GIVEN INSTRUCTION: In the listing below, pick out lines with "location".

DATASET CONTENT:
* start *

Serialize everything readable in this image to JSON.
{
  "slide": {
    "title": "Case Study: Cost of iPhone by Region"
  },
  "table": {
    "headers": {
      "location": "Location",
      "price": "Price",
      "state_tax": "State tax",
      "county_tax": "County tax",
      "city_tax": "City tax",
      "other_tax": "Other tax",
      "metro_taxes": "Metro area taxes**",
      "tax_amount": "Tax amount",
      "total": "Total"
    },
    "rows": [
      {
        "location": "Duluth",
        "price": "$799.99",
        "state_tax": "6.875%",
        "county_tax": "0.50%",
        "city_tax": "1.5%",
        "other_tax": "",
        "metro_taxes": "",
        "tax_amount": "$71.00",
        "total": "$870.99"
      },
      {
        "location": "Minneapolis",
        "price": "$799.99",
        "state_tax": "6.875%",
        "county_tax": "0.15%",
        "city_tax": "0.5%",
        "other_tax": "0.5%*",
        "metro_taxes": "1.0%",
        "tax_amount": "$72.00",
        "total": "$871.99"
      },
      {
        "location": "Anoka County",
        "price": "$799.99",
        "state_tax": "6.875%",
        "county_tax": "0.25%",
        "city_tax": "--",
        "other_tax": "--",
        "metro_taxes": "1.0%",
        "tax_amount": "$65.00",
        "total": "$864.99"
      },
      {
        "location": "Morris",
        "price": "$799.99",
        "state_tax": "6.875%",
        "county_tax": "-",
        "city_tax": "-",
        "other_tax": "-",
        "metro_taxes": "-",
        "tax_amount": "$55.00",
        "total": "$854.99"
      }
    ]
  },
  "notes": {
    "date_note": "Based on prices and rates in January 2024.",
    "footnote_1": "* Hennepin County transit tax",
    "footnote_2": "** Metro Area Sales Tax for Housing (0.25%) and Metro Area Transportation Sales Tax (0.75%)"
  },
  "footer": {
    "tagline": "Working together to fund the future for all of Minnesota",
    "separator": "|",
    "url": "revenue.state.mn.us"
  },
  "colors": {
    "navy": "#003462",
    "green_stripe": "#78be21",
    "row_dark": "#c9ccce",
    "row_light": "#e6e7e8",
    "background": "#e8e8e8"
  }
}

* end *

THE RESPONSE:
      "location": "Location",
        "location": "Duluth",
        "location": "Minneapolis",
        "location": "Anoka County",
        "location": "Morris",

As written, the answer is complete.